Excerpted records:
------------------------
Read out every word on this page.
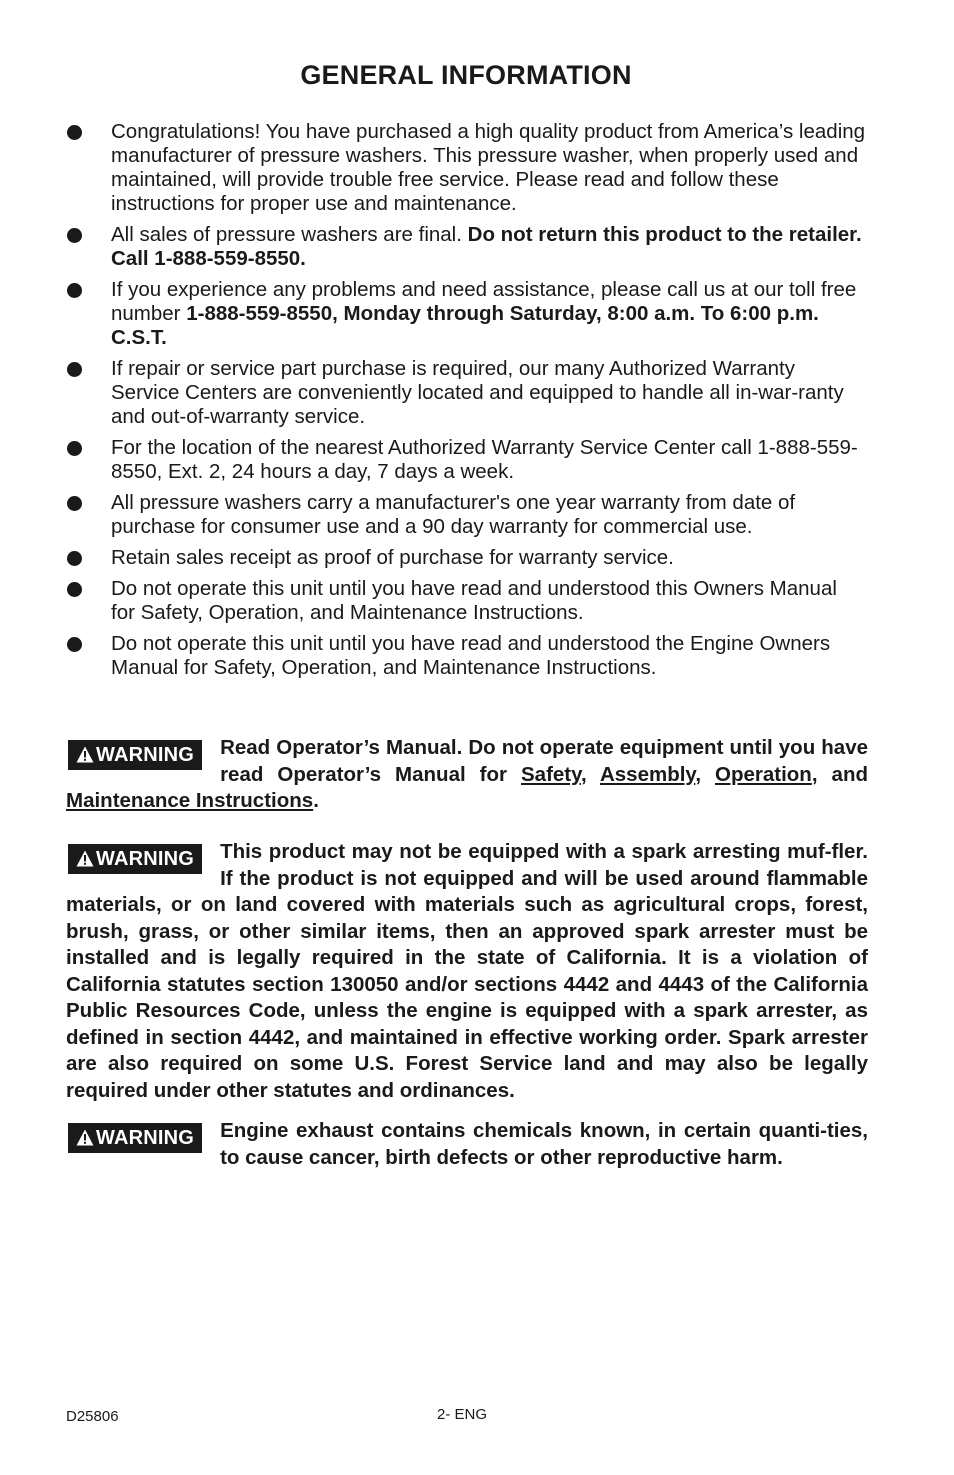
GENERAL INFORMATION
Congratulations! You have purchased a high quality product from America’s leading manufacturer of pressure washers. This pressure washer, when properly used and maintained, will provide trouble free service. Please read and follow these instructions for proper use and maintenance.
All sales of pressure washers are final. Do not return this product to the retailer. Call 1-888-559-8550.
If you experience any problems and need assistance, please call us at our toll free number 1-888-559-8550, Monday through Saturday, 8:00 a.m. To 6:00 p.m. C.S.T.
If repair or service part purchase is required, our many Authorized Warranty Service Centers are conveniently located and equipped to handle all in-war-ranty and out-of-warranty service.
For the location of the nearest Authorized Warranty Service Center call 1-888-559-8550, Ext. 2, 24 hours a day, 7 days a week.
All pressure washers carry a manufacturer's one year warranty from date of purchase for consumer use and a 90 day warranty for commercial use.
Retain sales receipt as proof of purchase for warranty service.
Do not operate this unit until you have read and understood this Owners Manual for Safety, Operation, and Maintenance Instructions.
Do not operate this unit until you have read and understood the Engine Owners Manual for Safety, Operation, and Maintenance Instructions.
WARNING	Read Operator’s Manual. Do not operate equipment until you have read Operator’s Manual for Safety, Assembly, Operation, and Maintenance Instructions.
WARNING	This product may not be equipped with a spark arresting muf-fler. If the product is not equipped and will be used around flammable materials, or on land covered with materials such as agricultural crops, forest, brush, grass, or other similar items, then an approved spark arrester must be installed and is legally required in the state of California. It is a violation of California statutes section 130050 and/or sections 4442 and 4443 of the California Public Resources Code, unless the engine is equipped with a spark arrester, as defined in section 4442, and maintained in effective working order. Spark arrester are also required on some U.S. Forest Service land and may also be legally required under other statutes and ordinances.
WARNING	Engine exhaust contains chemicals known, in certain quanti-ties, to cause cancer, birth defects or other reproductive harm.
D25806	2- ENG
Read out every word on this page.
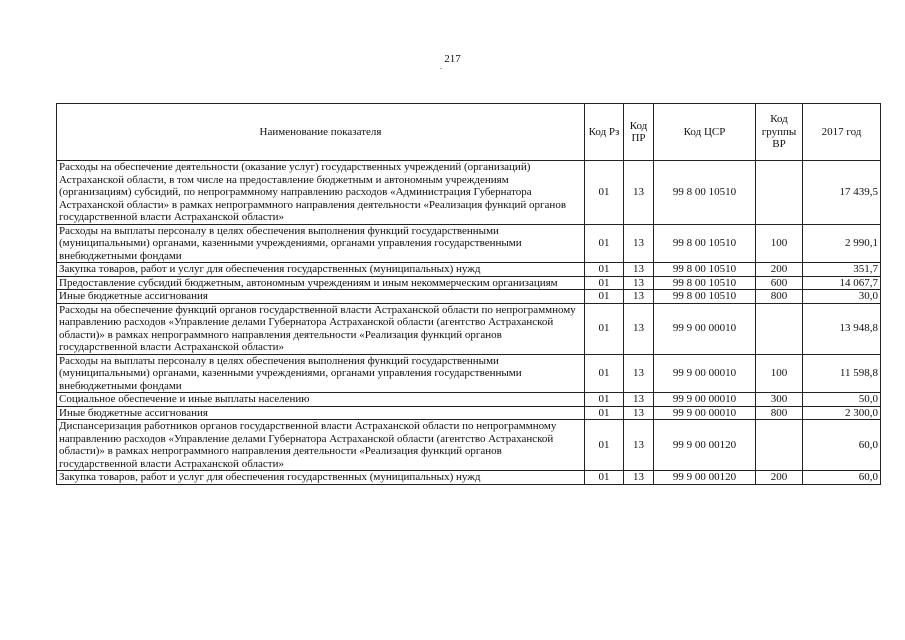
217
.
Наименование показателя	Код Рз	Код ПР	Код ЦСР	Код группы ВР	2017 год
Расходы на обеспечение деятельности (оказание услуг) государственных учреждений (организаций) Астраханской области, в том числе на предоставление бюджетным и автономным учреждениям (организациям) субсидий, по непрограммному направлению расходов «Администрация Губернатора Астраханской области» в рамках непрограммного направления деятельности «Реализация функций органов государственной власти Астраханской области»	01	13	99 8 00 10510		17 439,5
Расходы на выплаты персоналу в целях обеспечения выполнения функций государственными (муниципальными) органами, казенными учреждениями, органами управления государственными внебюджетными фондами	01	13	99 8 00 10510	100	2 990,1
Закупка товаров, работ и услуг для обеспечения государственных (муниципальных) нужд	01	13	99 8 00 10510	200	351,7
Предоставление субсидий бюджетным, автономным учреждениям и иным некоммерческим организациям	01	13	99 8 00 10510	600	14 067,7
Иные бюджетные ассигнования	01	13	99 8 00 10510	800	30,0
Расходы на обеспечение функций органов государственной власти Астраханской области по непрограммному направлению расходов «Управление делами Губернатора Астраханской области (агентство Астраханской области)» в рамках непрограммного направления деятельности «Реализация функций органов государственной власти Астраханской области»	01	13	99 9 00 00010		13 948,8
Расходы на выплаты персоналу в целях обеспечения выполнения функций государственными (муниципальными) органами, казенными учреждениями, органами управления государственными внебюджетными фондами	01	13	99 9 00 00010	100	11 598,8
Социальное обеспечение и иные выплаты населению	01	13	99 9 00 00010	300	50,0
Иные бюджетные ассигнования	01	13	99 9 00 00010	800	2 300,0
Диспансеризация работников органов государственной власти Астраханской области по непрограммному направлению расходов «Управление делами Губернатора Астраханской области (агентство Астраханской области)» в рамках непрограммного направления деятельности «Реализация функций органов государственной власти Астраханской области»	01	13	99 9 00 00120		60,0
Закупка товаров, работ и услуг для обеспечения государственных (муниципальных) нужд	01	13	99 9 00 00120	200	60,0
------------------------
Stated goal: Set down all the entries exactly as they appear, but skip any pictures.

Exercise result:
Read out every word on this page.
GENERAL INFORMATION
Congratulations! You have purchased a high quality product from America’s leading manufacturer of pressure washers. This pressure washer, when properly used and maintained, will provide trouble free service. Please read and follow these instructions for proper use and maintenance.
All sales of pressure washers are final. Do not return this product to the retailer. Call 1-888-559-8550.
If you experience any problems and need assistance, please call us at our toll free number 1-888-559-8550, Monday through Saturday, 8:00 a.m. To 6:00 p.m. C.S.T.
If repair or service part purchase is required, our many Authorized Warranty Service Centers are conveniently located and equipped to handle all in-war-ranty and out-of-warranty service.
For the location of the nearest Authorized Warranty Service Center call 1-888-559-8550, Ext. 2, 24 hours a day, 7 days a week.
All pressure washers carry a manufacturer's one year warranty from date of purchase for consumer use and a 90 day warranty for commercial use.
Retain sales receipt as proof of purchase for warranty service.
Do not operate this unit until you have read and understood this Owners Manual for Safety, Operation, and Maintenance Instructions.
Do not operate this unit until you have read and understood the Engine Owners Manual for Safety, Operation, and Maintenance Instructions.
WARNING	Read Operator’s Manual. Do not operate equipment until you have read Operator’s Manual for Safety, Assembly, Operation, and Maintenance Instructions.
WARNING	This product may not be equipped with a spark arresting muf-fler. If the product is not equipped and will be used around flammable materials, or on land covered with materials such as agricultural crops, forest, brush, grass, or other similar items, then an approved spark arrester must be installed and is legally required in the state of California. It is a violation of California statutes section 130050 and/or sections 4442 and 4443 of the California Public Resources Code, unless the engine is equipped with a spark arrester, as defined in section 4442, and maintained in effective working order. Spark arrester are also required on some U.S. Forest Service land and may also be legally required under other statutes and ordinances.
WARNING	Engine exhaust contains chemicals known, in certain quanti-ties, to cause cancer, birth defects or other reproductive harm.
D25806	2- ENG
Read out every word on this page.
217
.
Наименование показателя	Код Рз	Код ПР	Код ЦСР	Код группы ВР	2017 год
Расходы на обеспечение деятельности (оказание услуг) государственных учреждений (организаций) Астраханской области, в том числе на предоставление бюджетным и автономным учреждениям (организациям) субсидий, по непрограммному направлению расходов «Администрация Губернатора Астраханской области» в рамках непрограммного направления деятельности «Реализация функций органов государственной власти Астраханской области»	01	13	99 8 00 10510		17 439,5
Расходы на выплаты персоналу в целях обеспечения выполнения функций государственными (муниципальными) органами, казенными учреждениями, органами управления государственными внебюджетными фондами	01	13	99 8 00 10510	100	2 990,1
Закупка товаров, работ и услуг для обеспечения государственных (муниципальных) нужд	01	13	99 8 00 10510	200	351,7
Предоставление субсидий бюджетным, автономным учреждениям и иным некоммерческим организациям	01	13	99 8 00 10510	600	14 067,7
Иные бюджетные ассигнования	01	13	99 8 00 10510	800	30,0
Расходы на обеспечение функций органов государственной власти Астраханской области по непрограммному направлению расходов «Управление делами Губернатора Астраханской области (агентство Астраханской области)» в рамках непрограммного направления деятельности «Реализация функций органов государственной власти Астраханской области»	01	13	99 9 00 00010		13 948,8
Расходы на выплаты персоналу в целях обеспечения выполнения функций государственными (муниципальными) органами, казенными учреждениями, органами управления государственными внебюджетными фондами	01	13	99 9 00 00010	100	11 598,8
Социальное обеспечение и иные выплаты населению	01	13	99 9 00 00010	300	50,0
Иные бюджетные ассигнования	01	13	99 9 00 00010	800	2 300,0
Диспансеризация работников органов государственной власти Астраханской области по непрограммному направлению расходов «Управление делами Губернатора Астраханской области (агентство Астраханской области)» в рамках непрограммного направления деятельности «Реализация функций органов государственной власти Астраханской области»	01	13	99 9 00 00120		60,0
Закупка товаров, работ и услуг для обеспечения государственных (муниципальных) нужд	01	13	99 9 00 00120	200	60,0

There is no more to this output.